Stored items from a collection:
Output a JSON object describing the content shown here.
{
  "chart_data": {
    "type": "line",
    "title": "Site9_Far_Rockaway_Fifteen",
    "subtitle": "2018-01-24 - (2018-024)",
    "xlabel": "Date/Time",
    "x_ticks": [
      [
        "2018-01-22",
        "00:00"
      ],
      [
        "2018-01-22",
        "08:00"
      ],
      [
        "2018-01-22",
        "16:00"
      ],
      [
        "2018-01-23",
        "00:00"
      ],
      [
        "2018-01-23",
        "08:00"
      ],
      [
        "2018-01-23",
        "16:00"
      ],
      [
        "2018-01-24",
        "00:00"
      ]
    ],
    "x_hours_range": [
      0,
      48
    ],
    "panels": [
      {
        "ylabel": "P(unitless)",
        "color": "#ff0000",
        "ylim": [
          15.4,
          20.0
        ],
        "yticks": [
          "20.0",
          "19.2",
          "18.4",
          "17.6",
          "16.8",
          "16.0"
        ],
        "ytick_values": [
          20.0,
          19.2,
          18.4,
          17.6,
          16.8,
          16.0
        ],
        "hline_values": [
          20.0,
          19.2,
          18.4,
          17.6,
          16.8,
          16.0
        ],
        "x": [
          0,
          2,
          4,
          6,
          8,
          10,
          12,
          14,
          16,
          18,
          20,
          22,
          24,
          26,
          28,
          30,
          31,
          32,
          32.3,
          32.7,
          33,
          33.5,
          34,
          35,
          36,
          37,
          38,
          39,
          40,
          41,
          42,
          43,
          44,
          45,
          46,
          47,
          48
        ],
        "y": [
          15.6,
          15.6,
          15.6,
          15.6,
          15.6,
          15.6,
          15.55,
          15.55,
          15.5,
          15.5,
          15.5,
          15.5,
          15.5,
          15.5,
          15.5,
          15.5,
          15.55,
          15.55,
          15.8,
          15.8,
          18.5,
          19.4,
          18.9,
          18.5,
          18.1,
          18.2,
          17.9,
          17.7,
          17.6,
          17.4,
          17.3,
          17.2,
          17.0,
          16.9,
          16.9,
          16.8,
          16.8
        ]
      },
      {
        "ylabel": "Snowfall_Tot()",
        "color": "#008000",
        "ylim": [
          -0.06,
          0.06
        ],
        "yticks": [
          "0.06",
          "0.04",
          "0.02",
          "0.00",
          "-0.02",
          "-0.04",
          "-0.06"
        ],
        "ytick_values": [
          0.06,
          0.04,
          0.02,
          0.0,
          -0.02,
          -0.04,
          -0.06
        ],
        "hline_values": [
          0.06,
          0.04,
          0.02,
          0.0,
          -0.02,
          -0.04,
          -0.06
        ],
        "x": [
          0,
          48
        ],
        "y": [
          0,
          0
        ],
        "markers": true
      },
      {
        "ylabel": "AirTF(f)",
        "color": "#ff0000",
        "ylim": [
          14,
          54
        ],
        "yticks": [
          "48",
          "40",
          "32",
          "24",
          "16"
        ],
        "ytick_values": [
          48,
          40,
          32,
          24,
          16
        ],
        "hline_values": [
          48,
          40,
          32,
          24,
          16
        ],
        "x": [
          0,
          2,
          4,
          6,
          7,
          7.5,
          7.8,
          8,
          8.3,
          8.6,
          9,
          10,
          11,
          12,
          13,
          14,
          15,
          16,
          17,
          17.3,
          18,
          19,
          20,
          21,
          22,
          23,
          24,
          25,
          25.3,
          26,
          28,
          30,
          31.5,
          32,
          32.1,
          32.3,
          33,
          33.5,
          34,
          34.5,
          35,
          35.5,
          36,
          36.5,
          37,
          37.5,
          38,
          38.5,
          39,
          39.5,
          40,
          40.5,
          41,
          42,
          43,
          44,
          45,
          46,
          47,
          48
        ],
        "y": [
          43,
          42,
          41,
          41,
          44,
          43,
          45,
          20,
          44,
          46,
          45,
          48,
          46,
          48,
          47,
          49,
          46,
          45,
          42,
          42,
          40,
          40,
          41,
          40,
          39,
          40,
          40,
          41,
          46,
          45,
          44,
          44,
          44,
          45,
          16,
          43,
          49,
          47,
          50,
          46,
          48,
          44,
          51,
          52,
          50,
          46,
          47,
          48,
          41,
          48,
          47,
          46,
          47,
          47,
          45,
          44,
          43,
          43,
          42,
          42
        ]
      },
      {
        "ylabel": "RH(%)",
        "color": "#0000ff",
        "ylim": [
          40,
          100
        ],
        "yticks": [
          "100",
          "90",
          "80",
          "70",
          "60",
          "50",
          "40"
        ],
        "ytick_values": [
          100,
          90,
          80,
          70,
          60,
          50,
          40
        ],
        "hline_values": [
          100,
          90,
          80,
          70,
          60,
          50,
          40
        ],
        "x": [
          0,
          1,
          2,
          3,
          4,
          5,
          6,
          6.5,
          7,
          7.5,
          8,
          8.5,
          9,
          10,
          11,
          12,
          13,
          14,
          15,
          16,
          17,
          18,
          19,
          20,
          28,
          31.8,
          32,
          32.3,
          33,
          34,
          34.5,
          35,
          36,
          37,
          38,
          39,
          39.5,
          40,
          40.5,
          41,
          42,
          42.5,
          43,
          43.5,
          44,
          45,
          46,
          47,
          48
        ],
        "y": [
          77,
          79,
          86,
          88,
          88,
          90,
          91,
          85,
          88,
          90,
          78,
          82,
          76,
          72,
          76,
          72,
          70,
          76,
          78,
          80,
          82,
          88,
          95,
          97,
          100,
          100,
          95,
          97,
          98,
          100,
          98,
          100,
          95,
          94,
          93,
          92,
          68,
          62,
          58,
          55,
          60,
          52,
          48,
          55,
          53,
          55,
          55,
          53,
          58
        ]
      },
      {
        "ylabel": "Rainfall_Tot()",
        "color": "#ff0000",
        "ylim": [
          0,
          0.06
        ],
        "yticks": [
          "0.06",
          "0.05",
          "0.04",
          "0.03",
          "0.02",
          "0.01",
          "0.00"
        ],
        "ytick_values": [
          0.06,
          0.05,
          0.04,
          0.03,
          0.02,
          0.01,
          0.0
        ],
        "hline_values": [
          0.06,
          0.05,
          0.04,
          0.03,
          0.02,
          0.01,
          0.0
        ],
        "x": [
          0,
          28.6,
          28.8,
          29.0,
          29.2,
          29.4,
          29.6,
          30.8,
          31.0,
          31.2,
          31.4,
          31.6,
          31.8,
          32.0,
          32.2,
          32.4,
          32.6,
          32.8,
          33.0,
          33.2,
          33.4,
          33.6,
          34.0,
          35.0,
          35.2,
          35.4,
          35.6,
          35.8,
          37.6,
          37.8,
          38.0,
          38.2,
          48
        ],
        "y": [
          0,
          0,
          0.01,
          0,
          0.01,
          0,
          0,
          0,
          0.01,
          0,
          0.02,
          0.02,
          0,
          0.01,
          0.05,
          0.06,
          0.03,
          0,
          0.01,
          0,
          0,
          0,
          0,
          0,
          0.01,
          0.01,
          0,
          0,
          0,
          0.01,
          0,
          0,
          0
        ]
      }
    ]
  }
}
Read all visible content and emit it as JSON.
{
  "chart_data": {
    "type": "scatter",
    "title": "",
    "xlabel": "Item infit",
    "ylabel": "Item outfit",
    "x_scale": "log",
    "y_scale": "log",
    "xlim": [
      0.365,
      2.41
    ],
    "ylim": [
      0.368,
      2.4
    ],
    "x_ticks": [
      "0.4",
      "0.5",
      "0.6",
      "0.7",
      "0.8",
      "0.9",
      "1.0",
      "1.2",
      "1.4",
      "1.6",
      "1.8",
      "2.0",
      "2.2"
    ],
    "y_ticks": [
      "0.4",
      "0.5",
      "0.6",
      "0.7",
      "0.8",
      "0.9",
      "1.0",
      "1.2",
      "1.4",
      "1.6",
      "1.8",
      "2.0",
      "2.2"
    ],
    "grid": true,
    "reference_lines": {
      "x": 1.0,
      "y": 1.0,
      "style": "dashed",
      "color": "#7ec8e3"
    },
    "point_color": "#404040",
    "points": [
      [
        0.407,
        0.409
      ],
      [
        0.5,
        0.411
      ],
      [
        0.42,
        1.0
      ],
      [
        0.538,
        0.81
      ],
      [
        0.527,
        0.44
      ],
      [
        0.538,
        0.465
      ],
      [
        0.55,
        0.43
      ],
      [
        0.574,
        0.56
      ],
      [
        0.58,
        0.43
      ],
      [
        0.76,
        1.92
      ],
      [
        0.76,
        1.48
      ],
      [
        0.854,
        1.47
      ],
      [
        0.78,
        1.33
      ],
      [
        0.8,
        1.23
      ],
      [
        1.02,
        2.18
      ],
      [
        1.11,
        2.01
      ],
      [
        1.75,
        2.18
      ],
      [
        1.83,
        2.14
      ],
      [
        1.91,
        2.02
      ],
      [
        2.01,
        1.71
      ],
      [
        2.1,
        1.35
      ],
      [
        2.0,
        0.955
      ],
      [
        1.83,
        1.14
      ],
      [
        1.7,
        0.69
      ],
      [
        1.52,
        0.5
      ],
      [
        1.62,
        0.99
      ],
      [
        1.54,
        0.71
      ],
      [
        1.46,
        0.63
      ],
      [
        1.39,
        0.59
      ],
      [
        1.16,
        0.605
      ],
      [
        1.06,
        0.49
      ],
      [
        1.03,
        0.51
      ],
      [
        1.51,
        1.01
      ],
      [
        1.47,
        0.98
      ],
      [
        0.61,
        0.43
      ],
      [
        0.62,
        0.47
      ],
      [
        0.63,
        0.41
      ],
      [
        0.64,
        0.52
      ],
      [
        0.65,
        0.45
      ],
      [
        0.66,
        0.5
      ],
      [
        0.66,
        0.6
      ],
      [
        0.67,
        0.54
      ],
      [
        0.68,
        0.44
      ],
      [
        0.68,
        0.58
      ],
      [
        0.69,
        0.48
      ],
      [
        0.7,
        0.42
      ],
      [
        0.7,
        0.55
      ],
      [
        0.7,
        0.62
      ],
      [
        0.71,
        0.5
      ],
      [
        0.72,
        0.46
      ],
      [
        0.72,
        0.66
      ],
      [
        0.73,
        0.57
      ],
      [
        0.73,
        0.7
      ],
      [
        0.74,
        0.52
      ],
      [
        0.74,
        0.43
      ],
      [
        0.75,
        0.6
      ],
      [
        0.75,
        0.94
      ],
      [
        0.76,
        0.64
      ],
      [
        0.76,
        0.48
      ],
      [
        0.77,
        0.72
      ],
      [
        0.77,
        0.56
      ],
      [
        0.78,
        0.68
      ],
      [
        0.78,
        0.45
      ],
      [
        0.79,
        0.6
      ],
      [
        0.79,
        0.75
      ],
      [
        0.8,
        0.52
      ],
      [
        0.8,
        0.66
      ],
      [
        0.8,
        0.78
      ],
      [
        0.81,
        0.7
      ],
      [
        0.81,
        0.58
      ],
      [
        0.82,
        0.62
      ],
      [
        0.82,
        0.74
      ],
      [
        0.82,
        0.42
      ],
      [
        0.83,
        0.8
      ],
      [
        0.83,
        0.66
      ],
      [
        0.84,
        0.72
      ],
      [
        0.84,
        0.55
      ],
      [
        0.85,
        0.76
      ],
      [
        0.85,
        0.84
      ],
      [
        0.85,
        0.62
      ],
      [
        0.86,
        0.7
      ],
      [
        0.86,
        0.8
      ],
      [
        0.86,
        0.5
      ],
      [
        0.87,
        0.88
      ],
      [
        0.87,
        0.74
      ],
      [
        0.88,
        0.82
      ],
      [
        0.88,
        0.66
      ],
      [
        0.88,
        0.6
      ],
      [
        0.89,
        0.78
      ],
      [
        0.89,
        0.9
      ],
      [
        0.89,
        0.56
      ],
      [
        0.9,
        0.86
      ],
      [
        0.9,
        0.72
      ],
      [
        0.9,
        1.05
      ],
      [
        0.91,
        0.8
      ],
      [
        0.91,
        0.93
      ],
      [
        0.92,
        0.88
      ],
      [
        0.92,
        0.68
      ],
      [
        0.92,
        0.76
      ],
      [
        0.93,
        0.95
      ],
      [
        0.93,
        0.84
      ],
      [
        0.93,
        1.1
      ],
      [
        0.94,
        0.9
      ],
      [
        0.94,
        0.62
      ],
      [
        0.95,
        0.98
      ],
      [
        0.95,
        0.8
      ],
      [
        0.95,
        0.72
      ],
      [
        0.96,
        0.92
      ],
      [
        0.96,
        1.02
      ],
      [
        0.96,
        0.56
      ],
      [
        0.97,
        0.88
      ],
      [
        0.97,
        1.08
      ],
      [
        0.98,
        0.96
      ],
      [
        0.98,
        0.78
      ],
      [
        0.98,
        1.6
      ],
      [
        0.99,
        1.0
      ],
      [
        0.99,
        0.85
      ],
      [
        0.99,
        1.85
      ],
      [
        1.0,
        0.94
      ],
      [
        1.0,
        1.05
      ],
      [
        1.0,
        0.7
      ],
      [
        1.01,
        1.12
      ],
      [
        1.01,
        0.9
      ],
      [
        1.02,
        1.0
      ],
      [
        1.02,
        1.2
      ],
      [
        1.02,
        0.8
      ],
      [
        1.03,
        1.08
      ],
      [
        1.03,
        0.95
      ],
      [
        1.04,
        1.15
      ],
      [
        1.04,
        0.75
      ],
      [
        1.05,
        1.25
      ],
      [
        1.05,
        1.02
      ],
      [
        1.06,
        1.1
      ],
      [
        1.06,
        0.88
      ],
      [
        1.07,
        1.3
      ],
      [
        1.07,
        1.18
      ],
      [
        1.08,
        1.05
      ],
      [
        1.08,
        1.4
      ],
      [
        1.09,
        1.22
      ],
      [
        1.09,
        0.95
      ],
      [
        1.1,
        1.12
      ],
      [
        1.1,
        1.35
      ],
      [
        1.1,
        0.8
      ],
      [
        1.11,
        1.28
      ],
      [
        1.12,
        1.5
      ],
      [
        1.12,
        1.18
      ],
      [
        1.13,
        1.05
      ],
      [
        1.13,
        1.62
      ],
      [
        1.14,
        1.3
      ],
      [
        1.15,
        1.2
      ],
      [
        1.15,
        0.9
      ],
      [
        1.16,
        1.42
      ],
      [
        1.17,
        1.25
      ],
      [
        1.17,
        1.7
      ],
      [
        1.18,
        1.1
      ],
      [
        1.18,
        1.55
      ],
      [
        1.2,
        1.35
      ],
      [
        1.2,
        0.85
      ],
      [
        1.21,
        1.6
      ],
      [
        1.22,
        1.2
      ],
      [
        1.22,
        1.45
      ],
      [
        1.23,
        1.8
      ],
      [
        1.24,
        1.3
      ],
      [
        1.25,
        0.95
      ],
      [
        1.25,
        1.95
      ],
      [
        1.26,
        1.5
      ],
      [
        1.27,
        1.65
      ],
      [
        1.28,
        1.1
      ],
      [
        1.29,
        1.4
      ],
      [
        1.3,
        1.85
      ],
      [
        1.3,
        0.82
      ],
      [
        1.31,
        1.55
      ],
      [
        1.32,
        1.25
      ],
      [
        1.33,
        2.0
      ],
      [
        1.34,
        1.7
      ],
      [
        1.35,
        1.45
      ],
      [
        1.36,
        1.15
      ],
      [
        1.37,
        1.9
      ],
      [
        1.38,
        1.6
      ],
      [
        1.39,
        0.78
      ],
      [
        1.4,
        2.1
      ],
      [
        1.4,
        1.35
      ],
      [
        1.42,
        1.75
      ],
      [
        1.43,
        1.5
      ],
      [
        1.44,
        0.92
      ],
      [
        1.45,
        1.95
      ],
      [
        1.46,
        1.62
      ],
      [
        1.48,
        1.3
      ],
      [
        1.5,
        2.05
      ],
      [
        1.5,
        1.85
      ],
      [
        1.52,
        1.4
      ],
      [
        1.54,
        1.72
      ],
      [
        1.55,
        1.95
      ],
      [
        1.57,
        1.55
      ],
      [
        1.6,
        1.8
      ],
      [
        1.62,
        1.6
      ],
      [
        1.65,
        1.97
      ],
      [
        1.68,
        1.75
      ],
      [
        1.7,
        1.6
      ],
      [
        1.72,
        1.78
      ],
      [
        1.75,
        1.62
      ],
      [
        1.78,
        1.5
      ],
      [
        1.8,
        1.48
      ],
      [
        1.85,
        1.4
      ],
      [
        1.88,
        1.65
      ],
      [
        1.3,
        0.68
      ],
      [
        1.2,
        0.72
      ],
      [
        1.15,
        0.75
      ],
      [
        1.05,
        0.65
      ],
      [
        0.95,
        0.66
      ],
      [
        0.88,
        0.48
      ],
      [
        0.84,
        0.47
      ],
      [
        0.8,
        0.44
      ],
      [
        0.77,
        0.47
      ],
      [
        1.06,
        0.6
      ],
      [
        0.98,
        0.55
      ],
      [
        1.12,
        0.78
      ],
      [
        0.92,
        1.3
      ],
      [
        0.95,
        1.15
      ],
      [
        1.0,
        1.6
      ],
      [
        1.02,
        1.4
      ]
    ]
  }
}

**EXERCISE AIM**.
For this exercise, gather every line of the data that contains the word "content".

**TASK ANSWER**.
Output a JSON object describing the content shown here.
Read all visible content and emit it as JSON.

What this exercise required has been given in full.